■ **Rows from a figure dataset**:
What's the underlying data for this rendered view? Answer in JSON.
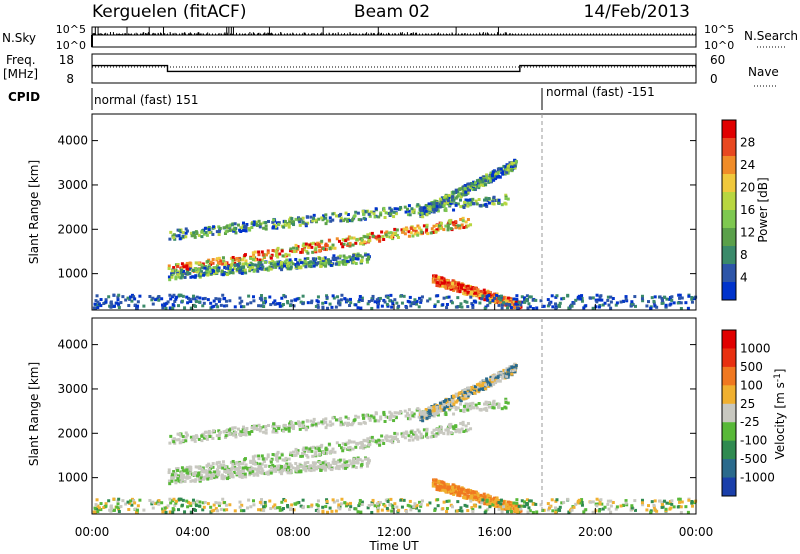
{
  "header": {
    "station": "Kerguelen (fitACF)",
    "beam": "Beam 02",
    "date": "14/Feb/2013"
  },
  "noise_panel": {
    "left_label": "N.Sky",
    "right_label": "N.Search",
    "left_ticks": [
      "10^5",
      "10^0"
    ],
    "right_ticks": [
      "10^5",
      "10^0"
    ],
    "right_legend_style": "dotted"
  },
  "freq_panel": {
    "left_label_line1": "Freq.",
    "left_label_line2": "[MHz]",
    "left_ticks": [
      "18",
      "8"
    ],
    "right_label": "Nave",
    "right_ticks": [
      "60",
      "0"
    ],
    "right_legend_style": "dotted"
  },
  "cpid_panel": {
    "label": "CPID",
    "modes": [
      {
        "text": "normal (fast) 151"
      },
      {
        "text": "normal (fast) -151"
      }
    ]
  },
  "power_panel": {
    "ylabel": "Slant Range [km]",
    "yticks": [
      "4000",
      "3000",
      "2000",
      "1000"
    ],
    "colorbar_label": "Power [dB]",
    "colorbar_ticks": [
      "28",
      "24",
      "20",
      "16",
      "12",
      "8",
      "4"
    ],
    "colors": [
      "#0033cc",
      "#2d55a8",
      "#3a8a6a",
      "#5aa04a",
      "#7ec850",
      "#b8d640",
      "#f0c83c",
      "#f08c28",
      "#e84820",
      "#e00000"
    ]
  },
  "velocity_panel": {
    "ylabel": "Slant Range [km]",
    "yticks": [
      "4000",
      "3000",
      "2000",
      "1000"
    ],
    "colorbar_label": "Velocity [m s^-1]",
    "colorbar_ticks": [
      "1000",
      "500",
      "100",
      "25",
      "-25",
      "-100",
      "-500",
      "-1000"
    ],
    "colors": [
      "#1a3faa",
      "#2a6a8c",
      "#2f8a50",
      "#58b838",
      "#c8c8c0",
      "#f0b030",
      "#f07820",
      "#e83010",
      "#e00000"
    ]
  },
  "xaxis": {
    "label": "Time UT",
    "ticks": [
      "00:00",
      "04:00",
      "08:00",
      "12:00",
      "16:00",
      "20:00",
      "00:00"
    ]
  },
  "chart_data": {
    "type": "heatmap",
    "x_range_hours": [
      0,
      24
    ],
    "y_range_km": [
      180,
      4600
    ],
    "mode_change_hour": 18,
    "frequency_mhz": [
      {
        "from": 0,
        "to": 3,
        "value": 14
      },
      {
        "from": 3,
        "to": 17,
        "value": 12
      },
      {
        "from": 17,
        "to": 24,
        "value": 14
      }
    ],
    "echo_regions": [
      {
        "name": "upper band",
        "from": 3,
        "to": 16.5,
        "range_start_km": 1900,
        "range_end_km": 2700
      },
      {
        "name": "main band",
        "from": 3,
        "to": 15,
        "range_start_km": 1100,
        "range_end_km": 2200
      },
      {
        "name": "lower band",
        "from": 3,
        "to": 11,
        "range_start_km": 1000,
        "range_end_km": 1400
      },
      {
        "name": "descending branch",
        "from": 13.5,
        "to": 17,
        "range_start_km": 900,
        "range_end_km": 300
      },
      {
        "name": "rising arc",
        "from": 13,
        "to": 16.8,
        "range_start_km": 2400,
        "range_end_km": 3500
      },
      {
        "name": "near-range clutter",
        "from": 0,
        "to": 24,
        "range_start_km": 200,
        "range_end_km": 550
      }
    ]
  }
}
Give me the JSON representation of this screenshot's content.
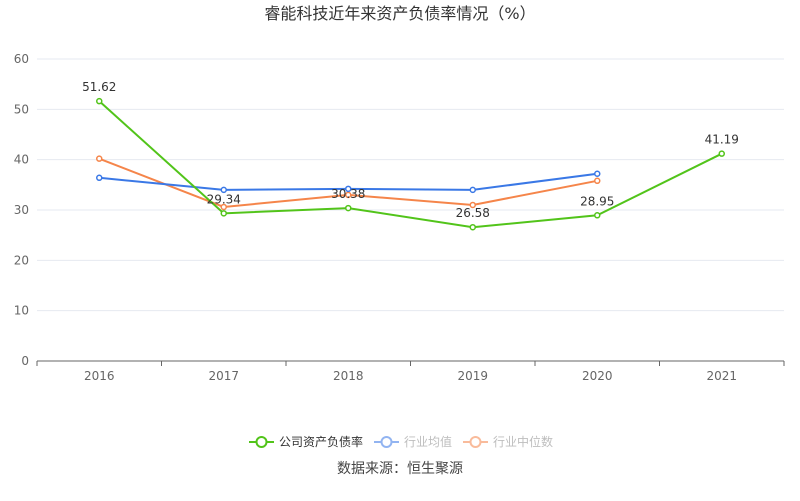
{
  "chart_data": {
    "type": "line",
    "title": "睿能科技近年来资产负债率情况（%）",
    "categories": [
      "2016",
      "2017",
      "2018",
      "2019",
      "2020",
      "2021"
    ],
    "ylim": [
      0,
      60
    ],
    "yticks": [
      0,
      10,
      20,
      30,
      40,
      50,
      60
    ],
    "grid": true,
    "legend_position": "bottom",
    "series": [
      {
        "name": "公司资产负债率",
        "color": "#52c41a",
        "values": [
          51.62,
          29.34,
          30.38,
          26.58,
          28.95,
          41.19
        ],
        "labels": true
      },
      {
        "name": "行业均值",
        "color": "#3a78e6",
        "values": [
          36.4,
          34.0,
          34.2,
          34.0,
          37.2,
          null
        ],
        "labels": false
      },
      {
        "name": "行业中位数",
        "color": "#f5854a",
        "values": [
          40.2,
          30.6,
          33.0,
          31.0,
          35.8,
          null
        ],
        "labels": false
      }
    ],
    "source": "数据来源：恒生聚源"
  }
}
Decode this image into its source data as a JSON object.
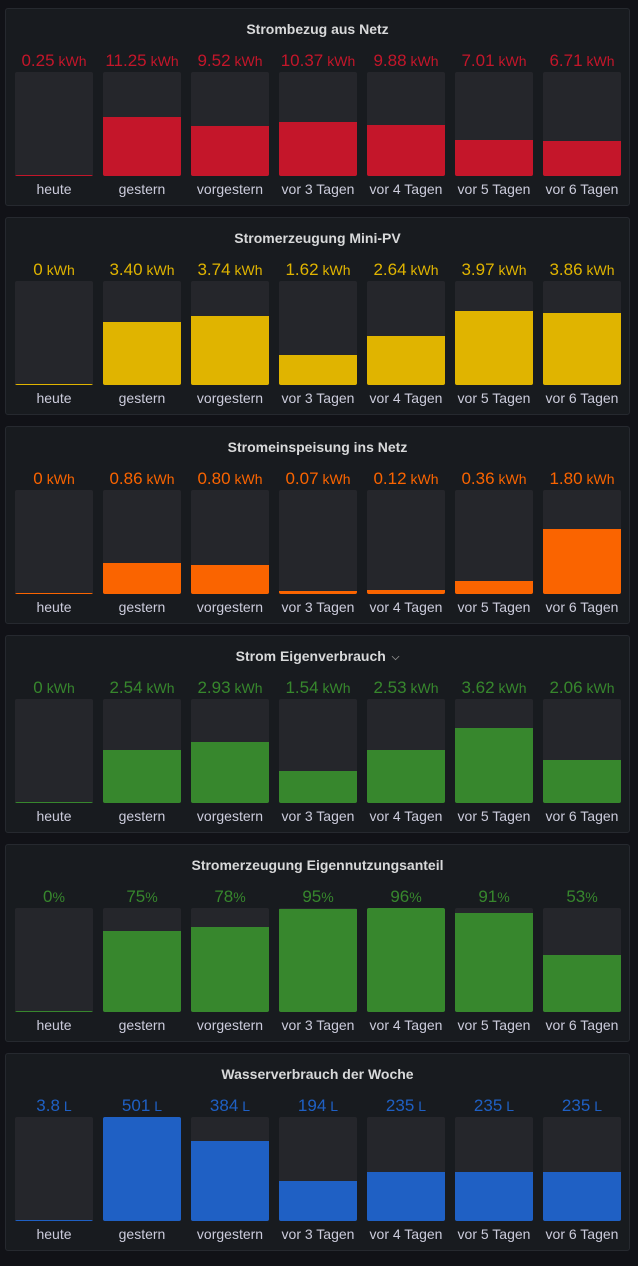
{
  "days": [
    "heute",
    "gestern",
    "vorgestern",
    "vor 3 Tagen",
    "vor 4 Tagen",
    "vor 5 Tagen",
    "vor 6 Tagen"
  ],
  "panels": [
    {
      "id": "strombezug",
      "title": "Strombezug aus Netz",
      "color": "#c4162a",
      "max": 20,
      "series": [
        {
          "value": 0.25,
          "display": "0.25",
          "unit": "kWh"
        },
        {
          "value": 11.25,
          "display": "11.25",
          "unit": "kWh"
        },
        {
          "value": 9.52,
          "display": "9.52",
          "unit": "kWh"
        },
        {
          "value": 10.37,
          "display": "10.37",
          "unit": "kWh"
        },
        {
          "value": 9.88,
          "display": "9.88",
          "unit": "kWh"
        },
        {
          "value": 7.01,
          "display": "7.01",
          "unit": "kWh"
        },
        {
          "value": 6.71,
          "display": "6.71",
          "unit": "kWh"
        }
      ]
    },
    {
      "id": "mini-pv",
      "title": "Stromerzeugung Mini-PV",
      "color": "#e0b400",
      "max": 5.6,
      "series": [
        {
          "value": 0,
          "display": "0",
          "unit": "kWh"
        },
        {
          "value": 3.4,
          "display": "3.40",
          "unit": "kWh"
        },
        {
          "value": 3.74,
          "display": "3.74",
          "unit": "kWh"
        },
        {
          "value": 1.62,
          "display": "1.62",
          "unit": "kWh"
        },
        {
          "value": 2.64,
          "display": "2.64",
          "unit": "kWh"
        },
        {
          "value": 3.97,
          "display": "3.97",
          "unit": "kWh"
        },
        {
          "value": 3.86,
          "display": "3.86",
          "unit": "kWh"
        }
      ]
    },
    {
      "id": "einspeisung",
      "title": "Stromeinspeisung ins Netz",
      "color": "#fa6400",
      "max": 2.9,
      "series": [
        {
          "value": 0,
          "display": "0",
          "unit": "kWh"
        },
        {
          "value": 0.86,
          "display": "0.86",
          "unit": "kWh"
        },
        {
          "value": 0.8,
          "display": "0.80",
          "unit": "kWh"
        },
        {
          "value": 0.07,
          "display": "0.07",
          "unit": "kWh"
        },
        {
          "value": 0.12,
          "display": "0.12",
          "unit": "kWh"
        },
        {
          "value": 0.36,
          "display": "0.36",
          "unit": "kWh"
        },
        {
          "value": 1.8,
          "display": "1.80",
          "unit": "kWh"
        }
      ]
    },
    {
      "id": "eigenverbrauch",
      "title": "Strom Eigenverbrauch",
      "has_menu": true,
      "color": "#37872d",
      "max": 5.0,
      "series": [
        {
          "value": 0,
          "display": "0",
          "unit": "kWh"
        },
        {
          "value": 2.54,
          "display": "2.54",
          "unit": "kWh"
        },
        {
          "value": 2.93,
          "display": "2.93",
          "unit": "kWh"
        },
        {
          "value": 1.54,
          "display": "1.54",
          "unit": "kWh"
        },
        {
          "value": 2.53,
          "display": "2.53",
          "unit": "kWh"
        },
        {
          "value": 3.62,
          "display": "3.62",
          "unit": "kWh"
        },
        {
          "value": 2.06,
          "display": "2.06",
          "unit": "kWh"
        }
      ]
    },
    {
      "id": "eigennutzungsanteil",
      "title": "Stromerzeugung Eigennutzungsanteil",
      "color": "#37872d",
      "max": 96,
      "series": [
        {
          "value": 0,
          "display": "0",
          "unit": "%"
        },
        {
          "value": 75,
          "display": "75",
          "unit": "%"
        },
        {
          "value": 78,
          "display": "78",
          "unit": "%"
        },
        {
          "value": 95,
          "display": "95",
          "unit": "%"
        },
        {
          "value": 96,
          "display": "96",
          "unit": "%"
        },
        {
          "value": 91,
          "display": "91",
          "unit": "%"
        },
        {
          "value": 53,
          "display": "53",
          "unit": "%"
        }
      ]
    },
    {
      "id": "wasser",
      "title": "Wasserverbrauch der Woche",
      "color": "#1f60c4",
      "max": 501,
      "series": [
        {
          "value": 3.8,
          "display": "3.8",
          "unit": "L"
        },
        {
          "value": 501,
          "display": "501",
          "unit": "L"
        },
        {
          "value": 384,
          "display": "384",
          "unit": "L"
        },
        {
          "value": 194,
          "display": "194",
          "unit": "L"
        },
        {
          "value": 235,
          "display": "235",
          "unit": "L"
        },
        {
          "value": 235,
          "display": "235",
          "unit": "L"
        },
        {
          "value": 235,
          "display": "235",
          "unit": "L"
        }
      ]
    }
  ]
}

■ **TASK**:
Gather up the lines that contain the word "JSON".

■ **EXPECTED ANSWER**:
What's the underlying data for this rendered view? Answer in JSON.
Give me the JSON representation of this screenshot's content.
Decode this image into its source data as a JSON object.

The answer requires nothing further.